Scan the data below for the string "Quick". Show every line where it turns up.

Dataset items:
(begin)
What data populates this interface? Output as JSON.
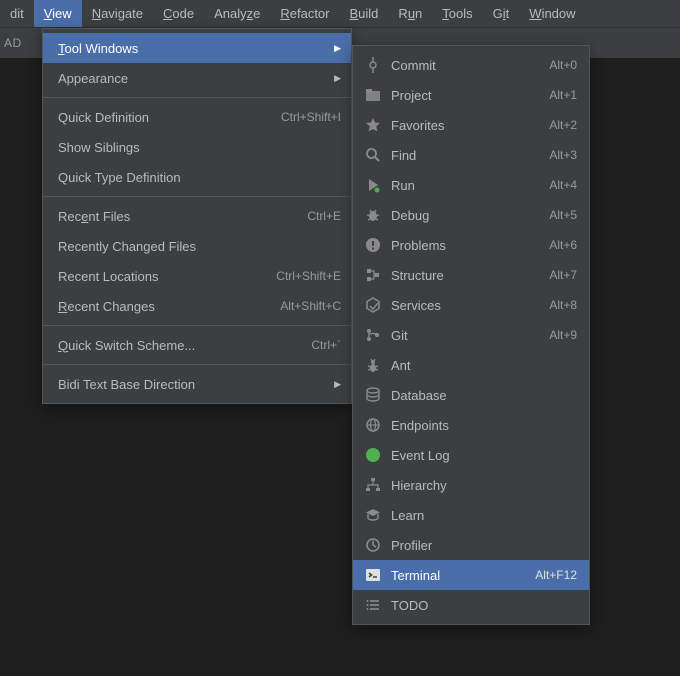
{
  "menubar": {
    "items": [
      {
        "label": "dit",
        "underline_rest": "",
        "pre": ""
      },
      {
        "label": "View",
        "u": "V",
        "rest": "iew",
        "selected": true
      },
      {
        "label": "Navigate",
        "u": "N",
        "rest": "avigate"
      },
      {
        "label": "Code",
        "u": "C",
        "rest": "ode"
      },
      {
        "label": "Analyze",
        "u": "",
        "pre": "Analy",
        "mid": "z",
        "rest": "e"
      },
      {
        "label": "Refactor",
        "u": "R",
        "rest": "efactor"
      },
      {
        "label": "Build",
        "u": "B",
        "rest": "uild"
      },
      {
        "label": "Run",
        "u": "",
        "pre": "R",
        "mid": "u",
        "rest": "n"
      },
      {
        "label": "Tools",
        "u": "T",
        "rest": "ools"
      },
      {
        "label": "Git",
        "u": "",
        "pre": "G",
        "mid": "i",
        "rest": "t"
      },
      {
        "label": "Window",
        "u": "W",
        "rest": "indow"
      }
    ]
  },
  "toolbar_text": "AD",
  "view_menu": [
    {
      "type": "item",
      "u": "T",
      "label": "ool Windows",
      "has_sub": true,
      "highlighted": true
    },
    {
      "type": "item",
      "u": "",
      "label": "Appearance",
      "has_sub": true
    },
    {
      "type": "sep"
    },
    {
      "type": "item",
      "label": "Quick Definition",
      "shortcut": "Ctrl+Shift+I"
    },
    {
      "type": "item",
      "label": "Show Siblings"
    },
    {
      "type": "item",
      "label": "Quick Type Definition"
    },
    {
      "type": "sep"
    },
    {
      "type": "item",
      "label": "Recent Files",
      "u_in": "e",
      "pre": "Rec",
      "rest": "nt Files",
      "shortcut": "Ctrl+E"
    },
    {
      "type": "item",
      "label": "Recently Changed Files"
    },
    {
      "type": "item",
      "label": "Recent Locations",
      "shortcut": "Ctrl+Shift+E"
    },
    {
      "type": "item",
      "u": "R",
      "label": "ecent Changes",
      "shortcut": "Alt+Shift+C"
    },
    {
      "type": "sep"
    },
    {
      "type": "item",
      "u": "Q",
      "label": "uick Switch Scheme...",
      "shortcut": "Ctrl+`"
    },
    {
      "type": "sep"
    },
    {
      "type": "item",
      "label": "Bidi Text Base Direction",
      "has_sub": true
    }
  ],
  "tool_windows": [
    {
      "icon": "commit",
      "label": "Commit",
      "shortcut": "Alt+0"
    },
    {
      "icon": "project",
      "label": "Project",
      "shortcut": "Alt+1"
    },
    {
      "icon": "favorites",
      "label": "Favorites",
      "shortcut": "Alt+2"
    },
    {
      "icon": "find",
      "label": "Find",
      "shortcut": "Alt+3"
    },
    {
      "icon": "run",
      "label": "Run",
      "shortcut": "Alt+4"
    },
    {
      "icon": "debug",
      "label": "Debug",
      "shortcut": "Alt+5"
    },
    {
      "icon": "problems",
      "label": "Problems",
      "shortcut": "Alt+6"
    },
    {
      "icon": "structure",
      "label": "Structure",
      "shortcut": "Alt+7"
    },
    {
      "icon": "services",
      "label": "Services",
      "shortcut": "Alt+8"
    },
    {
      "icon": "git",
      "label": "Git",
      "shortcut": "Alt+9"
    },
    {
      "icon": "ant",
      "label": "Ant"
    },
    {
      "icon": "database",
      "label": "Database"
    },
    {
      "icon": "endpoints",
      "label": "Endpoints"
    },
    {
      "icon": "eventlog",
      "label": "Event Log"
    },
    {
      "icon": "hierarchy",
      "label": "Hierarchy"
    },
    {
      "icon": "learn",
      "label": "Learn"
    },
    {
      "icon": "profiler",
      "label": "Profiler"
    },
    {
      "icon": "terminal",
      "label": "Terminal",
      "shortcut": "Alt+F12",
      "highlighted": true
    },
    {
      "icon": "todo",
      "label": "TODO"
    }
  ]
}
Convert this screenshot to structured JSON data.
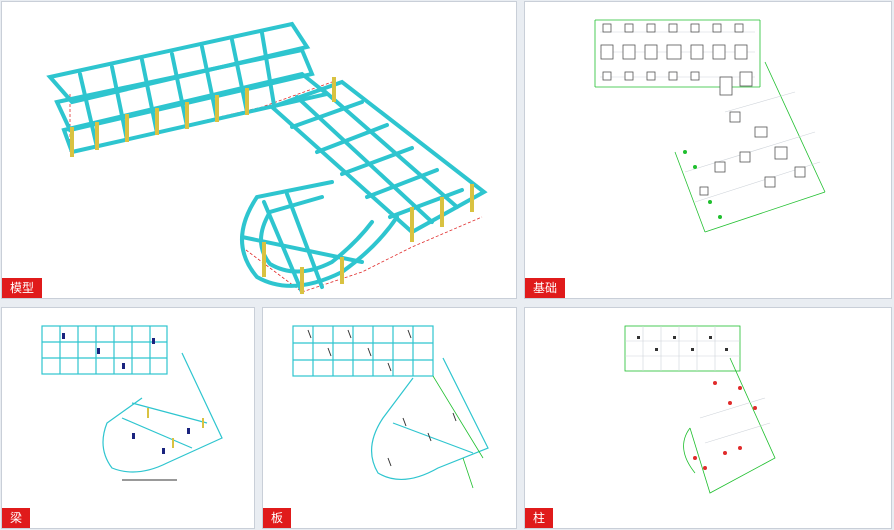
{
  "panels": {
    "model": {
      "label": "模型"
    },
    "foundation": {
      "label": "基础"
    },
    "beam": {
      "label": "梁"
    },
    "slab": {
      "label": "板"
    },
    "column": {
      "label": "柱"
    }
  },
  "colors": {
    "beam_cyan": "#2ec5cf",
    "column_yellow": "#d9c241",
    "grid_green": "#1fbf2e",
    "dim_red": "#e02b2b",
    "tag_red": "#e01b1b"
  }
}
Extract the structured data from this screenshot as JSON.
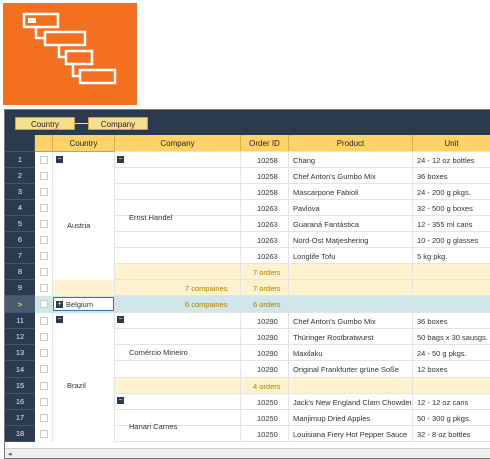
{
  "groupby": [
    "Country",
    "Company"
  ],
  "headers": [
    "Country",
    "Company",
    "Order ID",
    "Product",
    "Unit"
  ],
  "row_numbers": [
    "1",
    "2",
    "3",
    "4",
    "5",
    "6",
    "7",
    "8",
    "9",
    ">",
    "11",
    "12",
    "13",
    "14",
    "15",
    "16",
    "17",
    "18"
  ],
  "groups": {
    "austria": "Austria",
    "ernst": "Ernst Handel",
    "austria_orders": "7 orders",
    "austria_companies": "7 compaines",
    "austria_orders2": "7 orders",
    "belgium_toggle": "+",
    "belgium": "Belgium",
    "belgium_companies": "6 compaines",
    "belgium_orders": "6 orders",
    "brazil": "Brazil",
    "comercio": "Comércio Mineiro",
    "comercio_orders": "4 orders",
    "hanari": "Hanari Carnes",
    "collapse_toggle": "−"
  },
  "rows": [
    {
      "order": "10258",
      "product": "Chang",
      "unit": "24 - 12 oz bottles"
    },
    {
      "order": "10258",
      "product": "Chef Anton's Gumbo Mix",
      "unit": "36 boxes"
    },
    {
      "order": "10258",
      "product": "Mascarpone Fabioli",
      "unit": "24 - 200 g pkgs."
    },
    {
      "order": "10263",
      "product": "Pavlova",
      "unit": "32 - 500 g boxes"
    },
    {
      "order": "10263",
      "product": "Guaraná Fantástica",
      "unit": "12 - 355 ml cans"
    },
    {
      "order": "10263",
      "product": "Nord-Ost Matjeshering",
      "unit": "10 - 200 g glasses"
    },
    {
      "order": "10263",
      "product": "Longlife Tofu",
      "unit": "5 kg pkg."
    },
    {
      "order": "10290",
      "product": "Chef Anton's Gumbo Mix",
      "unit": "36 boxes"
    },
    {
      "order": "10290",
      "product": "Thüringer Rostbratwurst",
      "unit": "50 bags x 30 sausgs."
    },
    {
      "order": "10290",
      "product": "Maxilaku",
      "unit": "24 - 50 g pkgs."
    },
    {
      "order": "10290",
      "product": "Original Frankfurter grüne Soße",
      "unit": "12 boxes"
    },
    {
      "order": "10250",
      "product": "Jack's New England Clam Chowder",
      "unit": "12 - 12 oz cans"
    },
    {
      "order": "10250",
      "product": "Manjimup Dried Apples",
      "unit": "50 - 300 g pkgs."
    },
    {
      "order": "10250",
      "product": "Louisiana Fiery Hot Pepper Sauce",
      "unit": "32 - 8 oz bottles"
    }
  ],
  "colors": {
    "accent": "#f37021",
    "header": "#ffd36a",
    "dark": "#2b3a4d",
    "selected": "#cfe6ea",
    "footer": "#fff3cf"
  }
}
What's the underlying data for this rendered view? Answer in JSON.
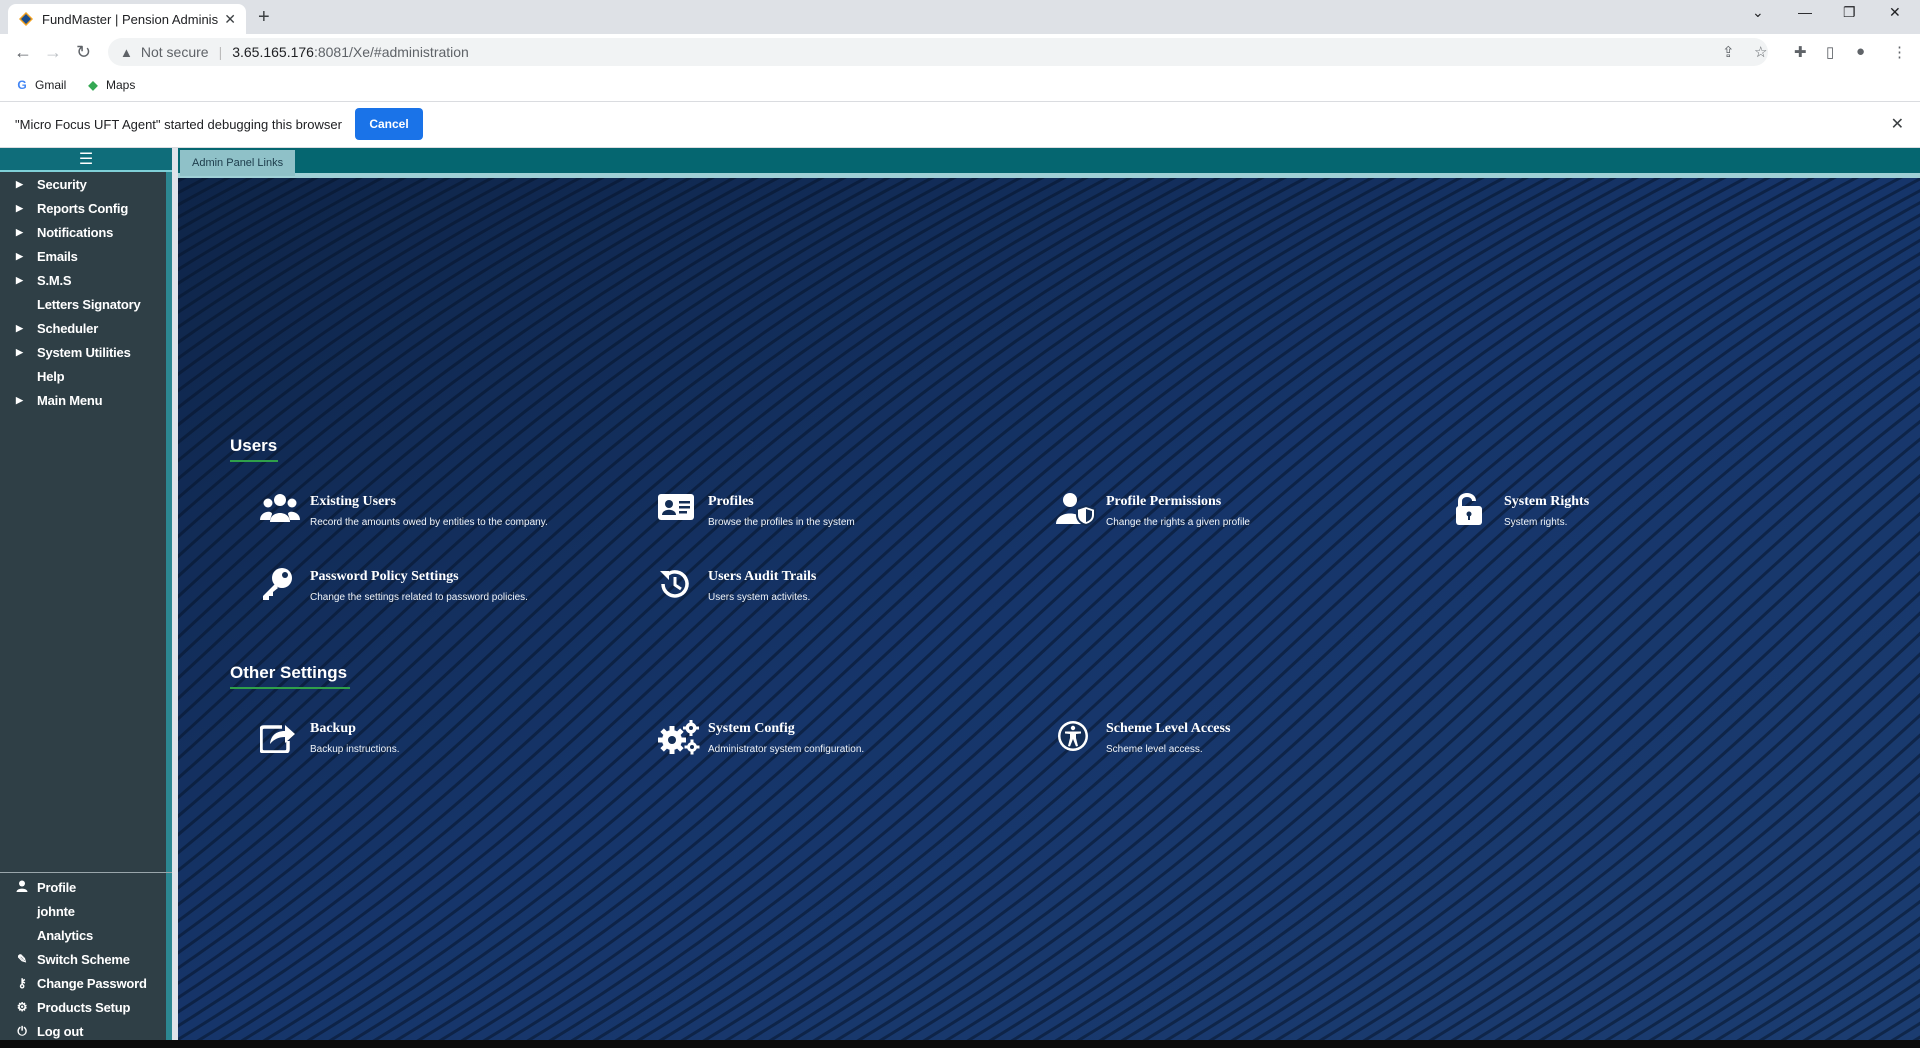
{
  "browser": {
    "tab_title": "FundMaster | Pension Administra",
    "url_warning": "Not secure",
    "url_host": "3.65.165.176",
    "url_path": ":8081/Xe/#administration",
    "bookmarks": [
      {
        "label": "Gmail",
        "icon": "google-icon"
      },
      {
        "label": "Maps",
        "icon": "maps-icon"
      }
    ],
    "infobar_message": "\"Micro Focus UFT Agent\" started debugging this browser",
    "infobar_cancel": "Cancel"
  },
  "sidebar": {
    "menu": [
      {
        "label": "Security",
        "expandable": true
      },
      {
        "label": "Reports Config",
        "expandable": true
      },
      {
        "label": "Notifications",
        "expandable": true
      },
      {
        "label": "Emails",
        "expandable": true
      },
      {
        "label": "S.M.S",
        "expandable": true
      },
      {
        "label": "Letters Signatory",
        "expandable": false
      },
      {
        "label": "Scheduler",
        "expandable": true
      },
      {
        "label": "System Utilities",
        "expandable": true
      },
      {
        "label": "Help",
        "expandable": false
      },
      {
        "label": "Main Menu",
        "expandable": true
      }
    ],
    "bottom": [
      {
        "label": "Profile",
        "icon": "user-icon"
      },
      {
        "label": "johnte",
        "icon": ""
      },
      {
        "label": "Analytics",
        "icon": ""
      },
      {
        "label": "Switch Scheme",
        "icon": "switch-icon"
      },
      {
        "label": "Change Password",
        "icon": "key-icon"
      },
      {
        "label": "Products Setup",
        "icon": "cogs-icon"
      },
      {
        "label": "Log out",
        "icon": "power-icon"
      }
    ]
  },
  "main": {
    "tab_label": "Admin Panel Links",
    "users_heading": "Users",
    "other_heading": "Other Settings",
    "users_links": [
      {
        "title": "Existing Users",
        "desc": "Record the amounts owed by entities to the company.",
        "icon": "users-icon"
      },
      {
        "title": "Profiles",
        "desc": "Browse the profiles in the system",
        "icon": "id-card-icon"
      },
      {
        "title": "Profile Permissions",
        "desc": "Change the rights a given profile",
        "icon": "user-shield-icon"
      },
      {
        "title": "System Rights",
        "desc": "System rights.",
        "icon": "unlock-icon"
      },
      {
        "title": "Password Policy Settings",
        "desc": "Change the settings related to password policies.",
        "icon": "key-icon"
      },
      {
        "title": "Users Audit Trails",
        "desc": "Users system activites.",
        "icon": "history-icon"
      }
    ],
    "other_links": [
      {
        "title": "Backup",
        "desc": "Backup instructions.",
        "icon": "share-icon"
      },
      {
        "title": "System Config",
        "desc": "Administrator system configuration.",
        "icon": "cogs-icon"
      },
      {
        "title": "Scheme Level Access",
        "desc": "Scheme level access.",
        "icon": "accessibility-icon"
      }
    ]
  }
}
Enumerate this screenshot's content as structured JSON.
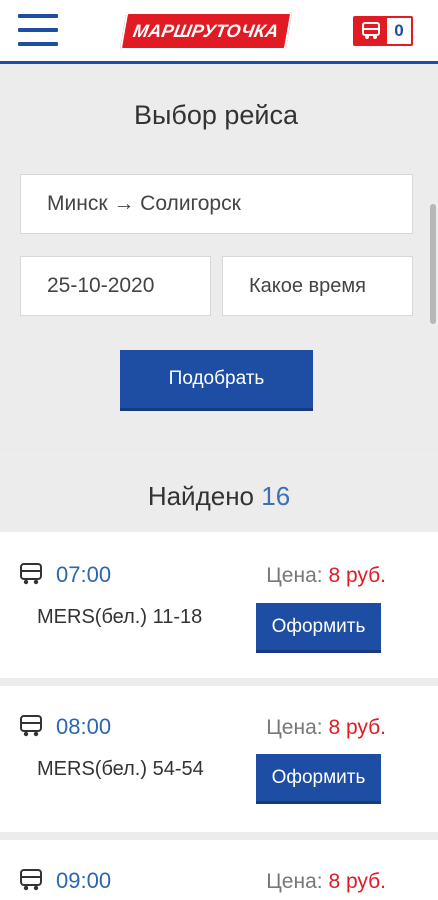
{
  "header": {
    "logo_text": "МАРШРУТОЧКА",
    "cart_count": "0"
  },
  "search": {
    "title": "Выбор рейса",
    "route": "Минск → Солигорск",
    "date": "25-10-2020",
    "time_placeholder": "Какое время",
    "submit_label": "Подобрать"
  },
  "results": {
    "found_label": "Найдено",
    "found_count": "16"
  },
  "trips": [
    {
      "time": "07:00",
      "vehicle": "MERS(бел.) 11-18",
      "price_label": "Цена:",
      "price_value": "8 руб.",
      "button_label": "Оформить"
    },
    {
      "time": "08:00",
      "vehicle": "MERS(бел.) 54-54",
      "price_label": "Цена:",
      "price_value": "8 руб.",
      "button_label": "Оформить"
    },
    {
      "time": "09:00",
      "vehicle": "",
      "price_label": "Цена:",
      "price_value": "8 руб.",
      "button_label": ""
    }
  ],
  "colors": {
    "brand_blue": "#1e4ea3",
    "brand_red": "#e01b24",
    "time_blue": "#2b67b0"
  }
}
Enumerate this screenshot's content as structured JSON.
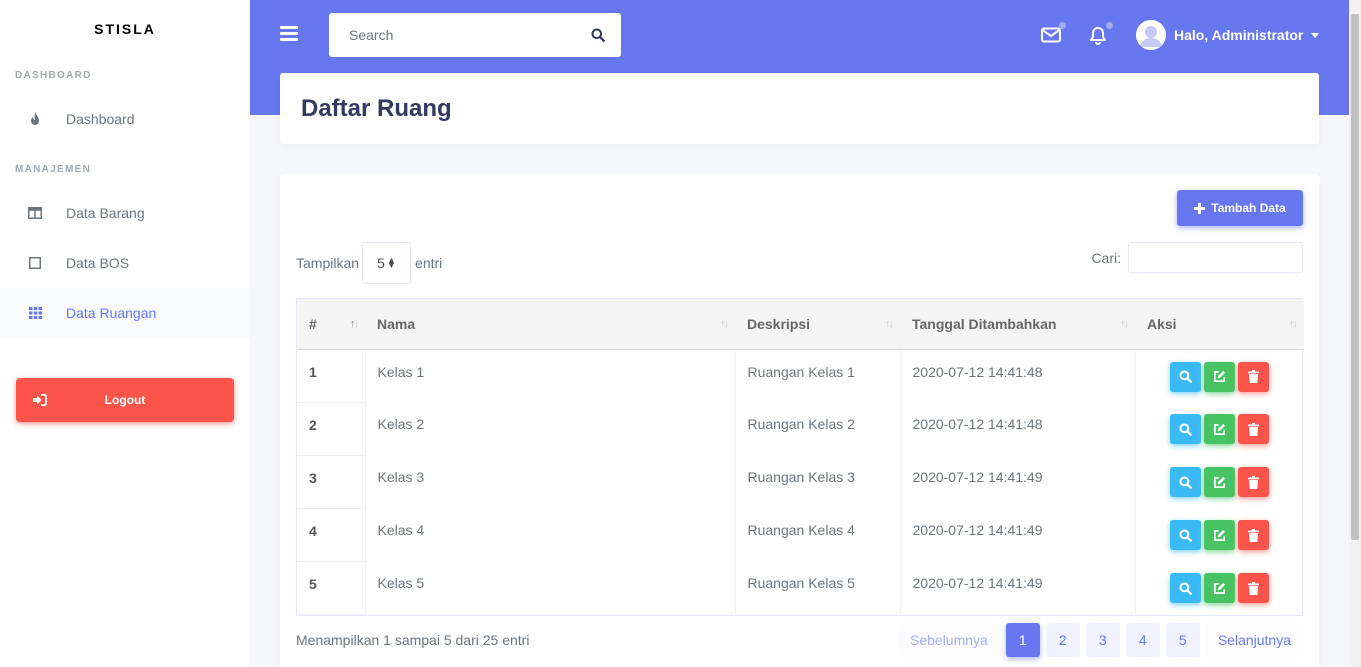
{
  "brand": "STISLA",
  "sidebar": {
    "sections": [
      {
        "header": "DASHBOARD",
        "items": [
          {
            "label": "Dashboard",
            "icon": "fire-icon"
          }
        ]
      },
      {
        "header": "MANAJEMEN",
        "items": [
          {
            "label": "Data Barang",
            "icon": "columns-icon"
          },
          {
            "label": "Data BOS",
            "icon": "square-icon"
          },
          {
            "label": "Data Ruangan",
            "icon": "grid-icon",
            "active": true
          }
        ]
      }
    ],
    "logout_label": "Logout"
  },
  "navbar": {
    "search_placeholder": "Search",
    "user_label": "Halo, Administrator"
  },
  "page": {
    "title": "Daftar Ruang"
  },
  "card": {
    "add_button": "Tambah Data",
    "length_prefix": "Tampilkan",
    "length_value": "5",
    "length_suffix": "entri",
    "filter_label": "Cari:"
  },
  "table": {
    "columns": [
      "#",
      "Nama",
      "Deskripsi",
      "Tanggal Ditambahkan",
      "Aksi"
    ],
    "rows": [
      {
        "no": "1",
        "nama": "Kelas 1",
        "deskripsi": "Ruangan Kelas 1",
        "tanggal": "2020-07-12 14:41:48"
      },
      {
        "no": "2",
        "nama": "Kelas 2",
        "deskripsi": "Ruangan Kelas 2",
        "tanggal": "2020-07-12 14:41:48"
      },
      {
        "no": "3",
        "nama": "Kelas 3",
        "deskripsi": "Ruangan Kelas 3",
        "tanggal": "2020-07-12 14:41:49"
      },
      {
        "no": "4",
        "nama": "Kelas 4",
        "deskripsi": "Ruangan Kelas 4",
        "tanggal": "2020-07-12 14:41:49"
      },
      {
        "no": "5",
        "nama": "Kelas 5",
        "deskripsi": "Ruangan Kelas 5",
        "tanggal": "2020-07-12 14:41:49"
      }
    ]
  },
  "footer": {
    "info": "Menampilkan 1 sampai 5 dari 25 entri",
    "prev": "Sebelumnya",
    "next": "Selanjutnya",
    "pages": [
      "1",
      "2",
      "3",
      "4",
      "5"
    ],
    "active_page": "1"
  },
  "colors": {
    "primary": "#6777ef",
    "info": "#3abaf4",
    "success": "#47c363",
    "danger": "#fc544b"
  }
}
(end)
Reply →
      "label": "Quick Definition",
      "label": "Quick Type Definition"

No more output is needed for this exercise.